Problem statement: For the material that follows, list every line containing the word "your".

Data for this task:
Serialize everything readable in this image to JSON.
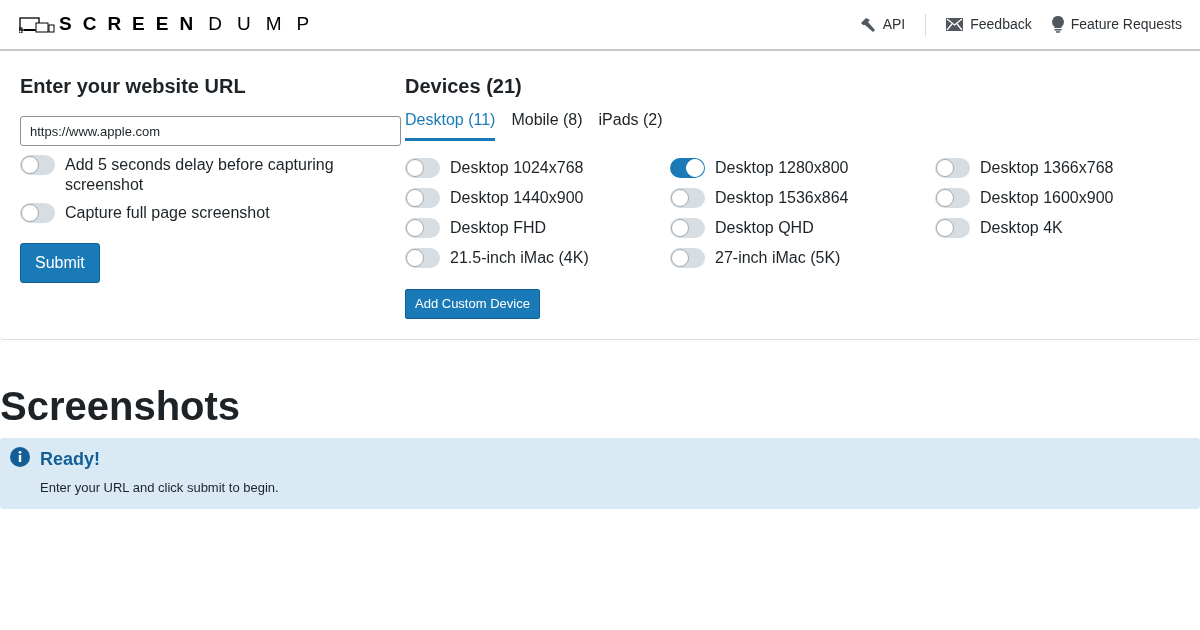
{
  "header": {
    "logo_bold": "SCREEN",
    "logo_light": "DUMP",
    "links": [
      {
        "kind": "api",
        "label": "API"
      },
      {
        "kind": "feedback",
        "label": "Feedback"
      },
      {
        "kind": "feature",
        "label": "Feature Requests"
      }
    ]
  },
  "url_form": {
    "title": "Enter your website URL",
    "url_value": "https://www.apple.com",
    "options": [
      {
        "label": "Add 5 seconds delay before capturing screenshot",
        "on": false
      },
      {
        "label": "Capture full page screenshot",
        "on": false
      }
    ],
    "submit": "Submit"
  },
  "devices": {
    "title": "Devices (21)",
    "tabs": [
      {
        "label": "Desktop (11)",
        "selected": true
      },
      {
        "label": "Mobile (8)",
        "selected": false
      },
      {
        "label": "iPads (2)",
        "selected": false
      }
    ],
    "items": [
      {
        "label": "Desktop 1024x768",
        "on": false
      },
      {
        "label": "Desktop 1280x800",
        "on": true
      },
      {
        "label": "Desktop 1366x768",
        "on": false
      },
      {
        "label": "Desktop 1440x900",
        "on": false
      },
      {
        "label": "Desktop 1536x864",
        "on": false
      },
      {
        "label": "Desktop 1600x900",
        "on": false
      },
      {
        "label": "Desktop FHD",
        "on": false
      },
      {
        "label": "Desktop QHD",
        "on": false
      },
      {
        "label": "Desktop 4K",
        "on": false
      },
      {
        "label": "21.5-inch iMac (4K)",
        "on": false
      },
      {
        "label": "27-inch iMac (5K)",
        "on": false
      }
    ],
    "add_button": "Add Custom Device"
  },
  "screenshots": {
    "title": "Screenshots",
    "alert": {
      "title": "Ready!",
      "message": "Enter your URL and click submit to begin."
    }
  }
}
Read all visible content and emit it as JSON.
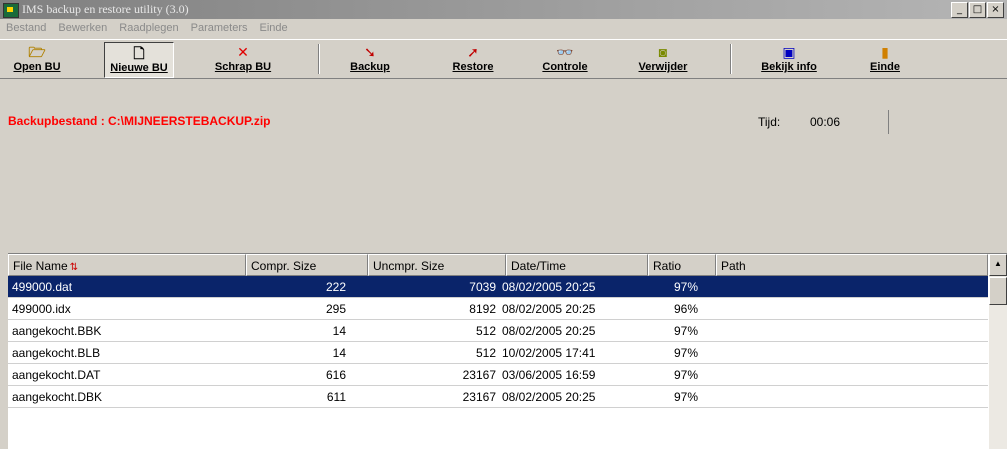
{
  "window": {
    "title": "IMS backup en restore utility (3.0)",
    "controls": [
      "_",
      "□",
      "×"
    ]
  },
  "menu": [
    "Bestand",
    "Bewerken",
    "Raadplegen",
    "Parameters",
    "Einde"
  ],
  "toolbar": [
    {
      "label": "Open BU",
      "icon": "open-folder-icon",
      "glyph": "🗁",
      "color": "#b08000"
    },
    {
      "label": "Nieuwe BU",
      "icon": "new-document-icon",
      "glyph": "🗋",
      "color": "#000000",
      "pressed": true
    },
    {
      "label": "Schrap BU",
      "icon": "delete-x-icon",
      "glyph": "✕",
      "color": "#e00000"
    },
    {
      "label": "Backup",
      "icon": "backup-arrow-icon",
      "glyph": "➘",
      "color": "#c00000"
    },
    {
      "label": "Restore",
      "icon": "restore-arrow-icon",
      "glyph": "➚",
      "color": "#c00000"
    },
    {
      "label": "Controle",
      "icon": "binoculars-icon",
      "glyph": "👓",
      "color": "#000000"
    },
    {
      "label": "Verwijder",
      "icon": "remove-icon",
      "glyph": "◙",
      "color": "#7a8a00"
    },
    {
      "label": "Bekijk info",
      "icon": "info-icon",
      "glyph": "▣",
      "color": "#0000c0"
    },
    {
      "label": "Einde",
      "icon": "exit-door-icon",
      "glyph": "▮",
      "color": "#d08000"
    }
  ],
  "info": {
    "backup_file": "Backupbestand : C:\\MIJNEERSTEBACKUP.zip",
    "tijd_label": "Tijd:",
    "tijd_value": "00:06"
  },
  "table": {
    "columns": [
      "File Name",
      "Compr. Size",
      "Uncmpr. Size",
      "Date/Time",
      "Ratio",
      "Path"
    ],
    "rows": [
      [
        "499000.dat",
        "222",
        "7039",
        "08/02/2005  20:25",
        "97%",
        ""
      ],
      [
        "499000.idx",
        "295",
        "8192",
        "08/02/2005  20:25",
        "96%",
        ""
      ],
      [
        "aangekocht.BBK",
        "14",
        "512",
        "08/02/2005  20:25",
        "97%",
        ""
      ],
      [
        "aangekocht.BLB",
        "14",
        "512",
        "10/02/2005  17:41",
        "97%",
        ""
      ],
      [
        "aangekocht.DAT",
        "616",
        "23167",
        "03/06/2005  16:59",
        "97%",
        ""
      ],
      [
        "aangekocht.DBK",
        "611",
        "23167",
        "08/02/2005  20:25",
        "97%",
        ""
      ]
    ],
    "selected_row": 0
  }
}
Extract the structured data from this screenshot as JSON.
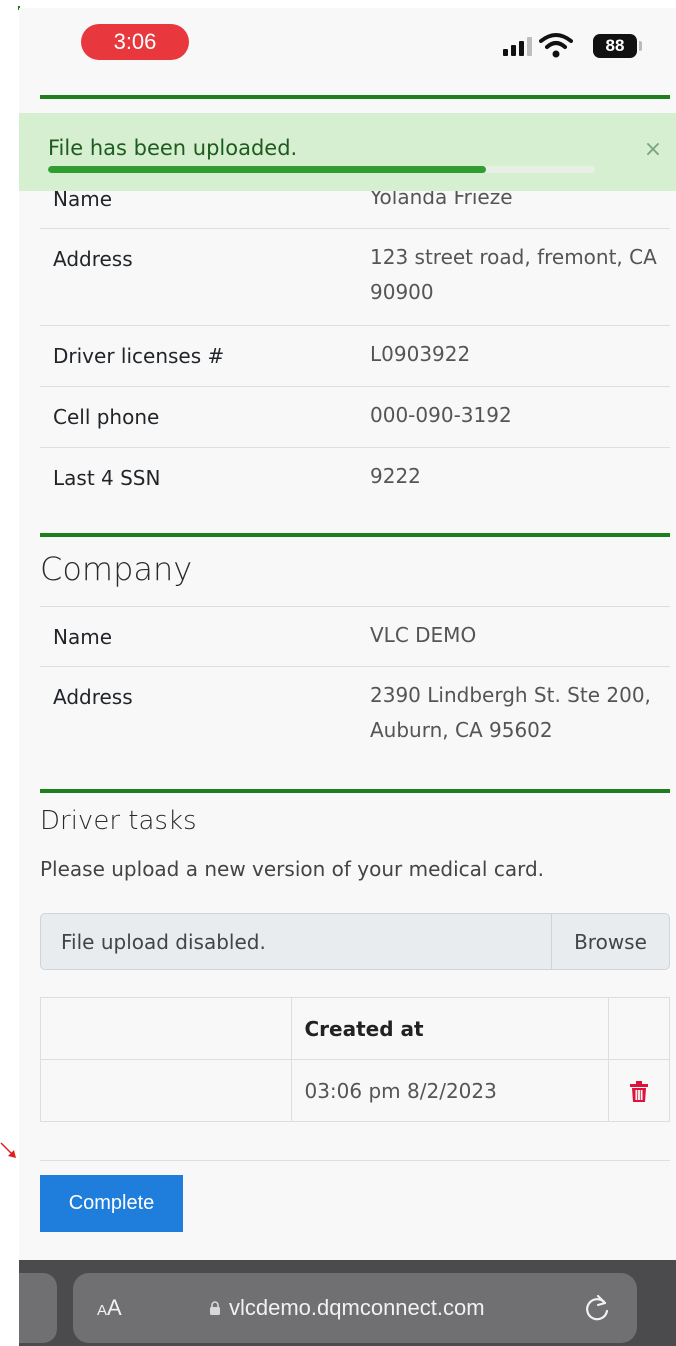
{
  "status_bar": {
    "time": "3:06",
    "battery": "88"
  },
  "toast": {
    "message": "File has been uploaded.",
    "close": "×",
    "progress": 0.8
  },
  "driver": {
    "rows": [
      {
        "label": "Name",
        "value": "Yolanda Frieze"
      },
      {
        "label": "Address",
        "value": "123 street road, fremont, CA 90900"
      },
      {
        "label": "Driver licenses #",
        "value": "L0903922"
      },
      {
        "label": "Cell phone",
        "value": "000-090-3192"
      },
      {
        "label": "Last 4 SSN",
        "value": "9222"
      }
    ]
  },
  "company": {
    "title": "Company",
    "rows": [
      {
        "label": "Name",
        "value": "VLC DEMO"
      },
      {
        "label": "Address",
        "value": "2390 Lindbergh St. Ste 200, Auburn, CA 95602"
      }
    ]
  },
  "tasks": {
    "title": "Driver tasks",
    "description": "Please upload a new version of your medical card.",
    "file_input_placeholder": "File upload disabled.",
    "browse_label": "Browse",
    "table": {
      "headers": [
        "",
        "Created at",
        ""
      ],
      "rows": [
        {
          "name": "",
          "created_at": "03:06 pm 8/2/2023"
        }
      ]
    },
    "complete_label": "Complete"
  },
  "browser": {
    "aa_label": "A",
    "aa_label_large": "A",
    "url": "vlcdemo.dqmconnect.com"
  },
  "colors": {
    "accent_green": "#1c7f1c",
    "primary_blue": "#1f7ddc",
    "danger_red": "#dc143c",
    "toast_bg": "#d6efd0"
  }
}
==
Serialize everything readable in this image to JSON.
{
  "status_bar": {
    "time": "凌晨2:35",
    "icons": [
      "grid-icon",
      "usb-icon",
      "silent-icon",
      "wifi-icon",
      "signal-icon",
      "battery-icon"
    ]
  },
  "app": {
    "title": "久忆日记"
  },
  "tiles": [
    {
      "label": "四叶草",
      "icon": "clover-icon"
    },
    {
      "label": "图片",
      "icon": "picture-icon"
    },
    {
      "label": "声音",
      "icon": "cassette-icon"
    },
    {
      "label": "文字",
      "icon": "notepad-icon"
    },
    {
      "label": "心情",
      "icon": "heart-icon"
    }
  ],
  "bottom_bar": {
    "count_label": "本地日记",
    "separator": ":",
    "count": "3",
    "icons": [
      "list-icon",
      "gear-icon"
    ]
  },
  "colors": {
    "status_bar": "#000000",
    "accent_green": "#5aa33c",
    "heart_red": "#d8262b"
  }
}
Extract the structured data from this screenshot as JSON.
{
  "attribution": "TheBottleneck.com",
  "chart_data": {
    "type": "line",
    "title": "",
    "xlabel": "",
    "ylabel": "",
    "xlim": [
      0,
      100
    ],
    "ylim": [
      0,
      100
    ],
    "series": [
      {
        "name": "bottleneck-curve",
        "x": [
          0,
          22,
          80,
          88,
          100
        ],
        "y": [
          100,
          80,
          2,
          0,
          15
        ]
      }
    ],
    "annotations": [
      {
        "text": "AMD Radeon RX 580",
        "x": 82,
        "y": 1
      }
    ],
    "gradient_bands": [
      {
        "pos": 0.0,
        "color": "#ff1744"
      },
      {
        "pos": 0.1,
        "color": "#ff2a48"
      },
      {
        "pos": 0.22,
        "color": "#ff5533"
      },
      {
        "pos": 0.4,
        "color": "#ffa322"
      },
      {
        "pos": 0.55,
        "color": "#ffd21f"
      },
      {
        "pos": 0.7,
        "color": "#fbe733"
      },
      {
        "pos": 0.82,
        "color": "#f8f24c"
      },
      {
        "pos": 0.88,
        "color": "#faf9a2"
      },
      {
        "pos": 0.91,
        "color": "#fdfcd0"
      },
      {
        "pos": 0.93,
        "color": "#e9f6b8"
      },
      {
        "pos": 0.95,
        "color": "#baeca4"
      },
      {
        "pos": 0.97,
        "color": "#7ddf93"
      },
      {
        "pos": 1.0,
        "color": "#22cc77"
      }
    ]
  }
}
...
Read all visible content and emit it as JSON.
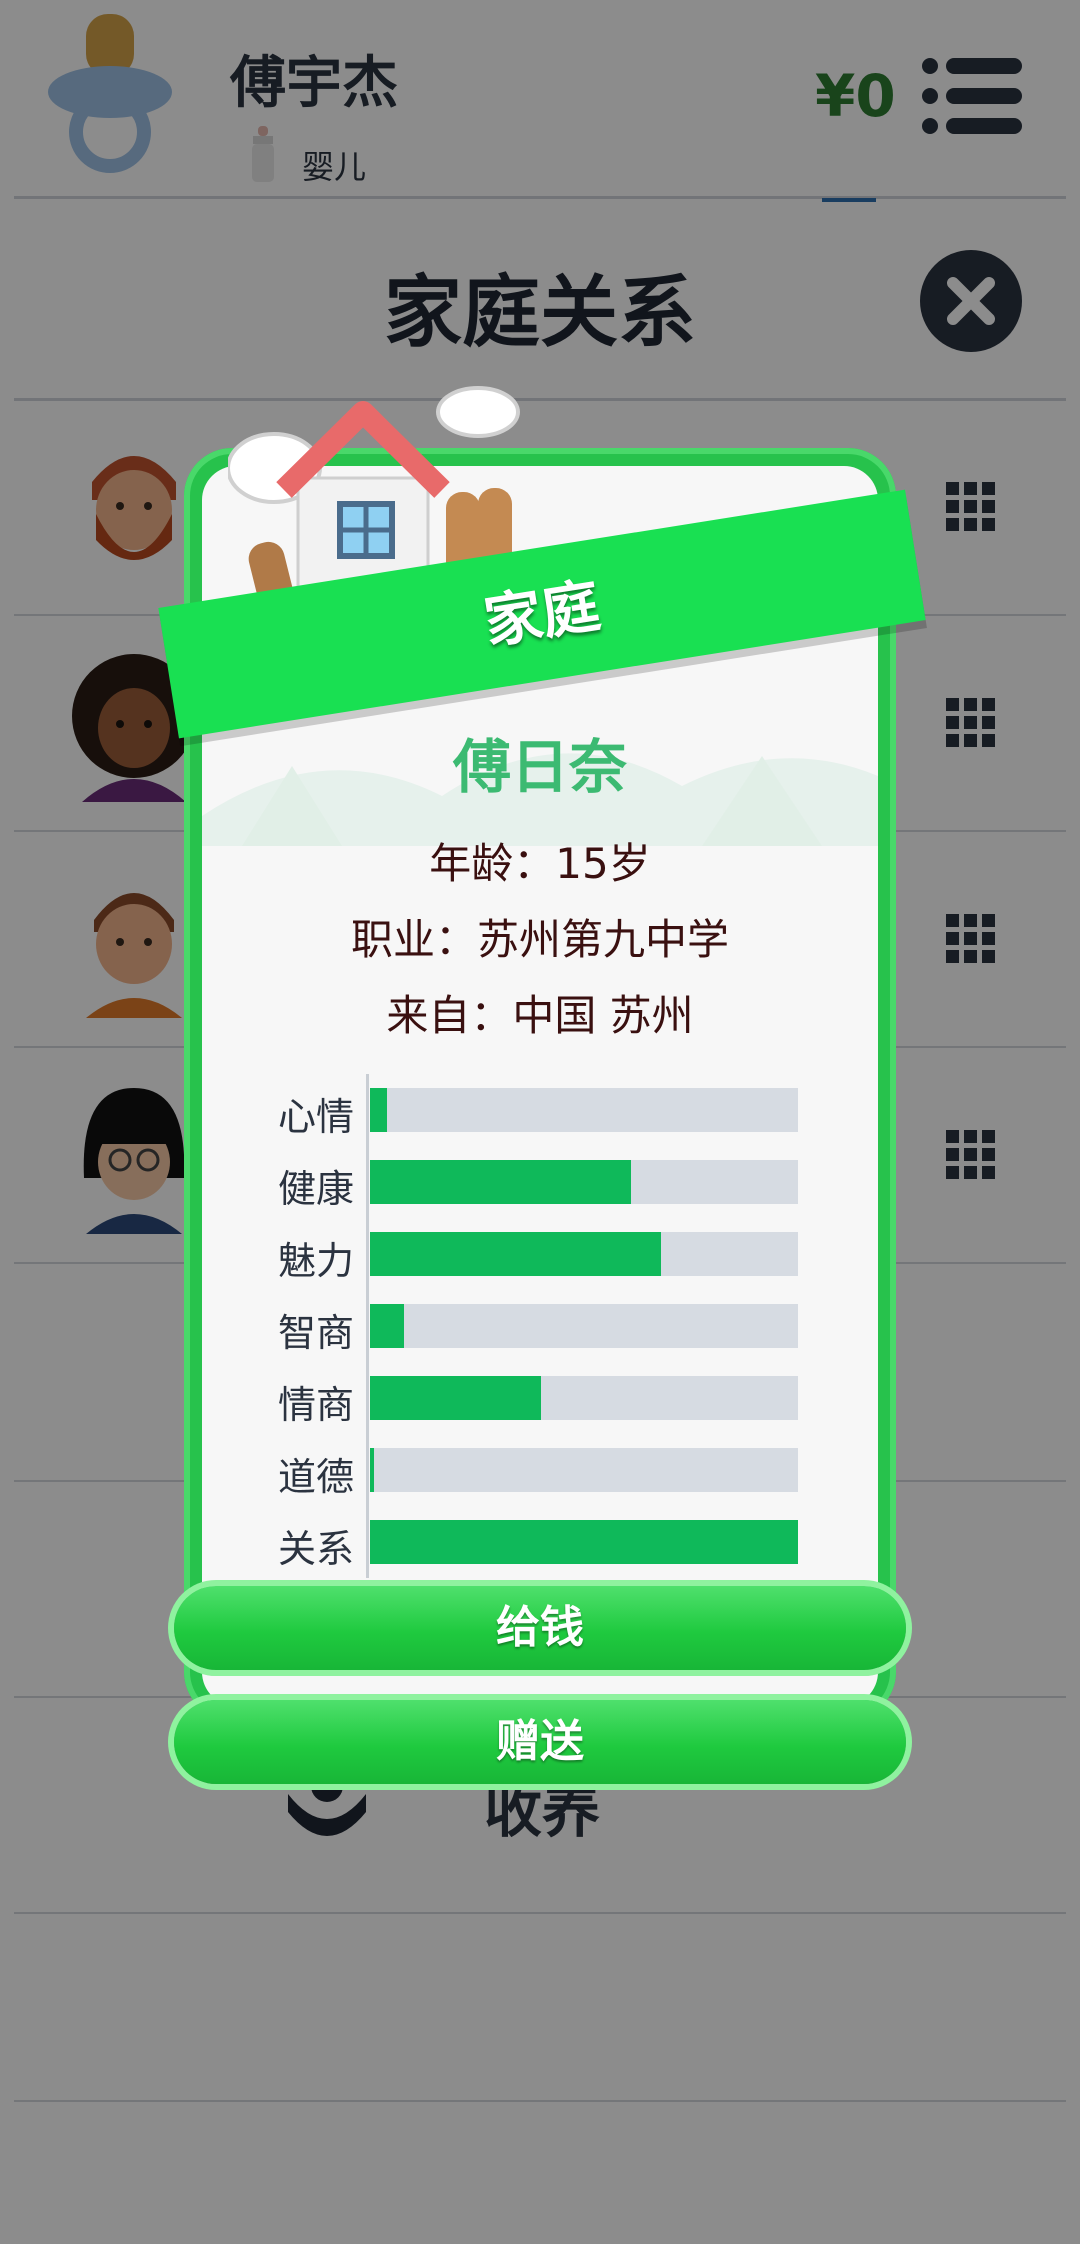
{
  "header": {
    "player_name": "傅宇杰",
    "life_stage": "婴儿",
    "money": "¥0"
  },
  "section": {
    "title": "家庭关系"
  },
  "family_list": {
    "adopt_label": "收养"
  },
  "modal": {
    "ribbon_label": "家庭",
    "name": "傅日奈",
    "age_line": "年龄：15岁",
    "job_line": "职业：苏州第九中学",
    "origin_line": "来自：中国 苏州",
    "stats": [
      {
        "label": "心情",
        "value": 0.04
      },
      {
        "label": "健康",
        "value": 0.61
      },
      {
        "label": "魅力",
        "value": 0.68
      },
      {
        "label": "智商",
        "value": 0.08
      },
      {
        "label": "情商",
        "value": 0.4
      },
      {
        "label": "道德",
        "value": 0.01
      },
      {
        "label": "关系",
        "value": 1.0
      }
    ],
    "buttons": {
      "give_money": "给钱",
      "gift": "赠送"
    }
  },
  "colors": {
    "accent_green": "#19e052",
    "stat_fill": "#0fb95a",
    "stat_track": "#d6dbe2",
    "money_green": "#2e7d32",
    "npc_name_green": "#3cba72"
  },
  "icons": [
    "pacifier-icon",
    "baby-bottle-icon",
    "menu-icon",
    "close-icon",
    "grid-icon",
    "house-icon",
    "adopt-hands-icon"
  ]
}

Output for this task:
    "title": "Enter your website URL",
      "message": "Enter your URL and click submit to begin."
    "description": "Please upload a new version of your medical card.",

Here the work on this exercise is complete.